*Work to do*.
Here are some records; copy every line that holds the word "icon".

(Extracted data entries)
** begin **
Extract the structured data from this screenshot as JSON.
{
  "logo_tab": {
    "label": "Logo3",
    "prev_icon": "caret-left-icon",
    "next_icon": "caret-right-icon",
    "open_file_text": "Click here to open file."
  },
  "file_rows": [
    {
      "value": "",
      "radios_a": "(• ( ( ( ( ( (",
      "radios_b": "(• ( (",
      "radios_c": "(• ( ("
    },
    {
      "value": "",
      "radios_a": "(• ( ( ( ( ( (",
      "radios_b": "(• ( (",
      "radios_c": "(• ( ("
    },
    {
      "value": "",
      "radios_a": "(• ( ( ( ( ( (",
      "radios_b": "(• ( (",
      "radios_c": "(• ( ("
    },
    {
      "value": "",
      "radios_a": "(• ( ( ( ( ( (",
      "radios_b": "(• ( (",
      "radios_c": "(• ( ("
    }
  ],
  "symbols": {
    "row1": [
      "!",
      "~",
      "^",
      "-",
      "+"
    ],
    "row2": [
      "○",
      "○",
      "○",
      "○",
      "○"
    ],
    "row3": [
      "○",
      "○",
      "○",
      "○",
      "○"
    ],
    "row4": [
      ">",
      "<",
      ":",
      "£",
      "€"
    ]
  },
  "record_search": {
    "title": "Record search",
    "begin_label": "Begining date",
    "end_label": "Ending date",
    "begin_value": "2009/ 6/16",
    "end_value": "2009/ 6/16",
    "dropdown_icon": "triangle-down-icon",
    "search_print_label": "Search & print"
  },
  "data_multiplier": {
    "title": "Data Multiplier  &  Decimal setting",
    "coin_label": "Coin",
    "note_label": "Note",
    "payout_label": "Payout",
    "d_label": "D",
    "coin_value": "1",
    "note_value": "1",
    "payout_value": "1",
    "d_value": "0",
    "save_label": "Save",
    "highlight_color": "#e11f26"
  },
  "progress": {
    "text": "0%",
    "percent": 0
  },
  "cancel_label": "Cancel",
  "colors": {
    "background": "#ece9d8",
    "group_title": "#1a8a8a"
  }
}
** end **
*The response*.
    "prev_icon": "caret-left-icon",
    "next_icon": "caret-right-icon",
    "dropdown_icon": "triangle-down-icon",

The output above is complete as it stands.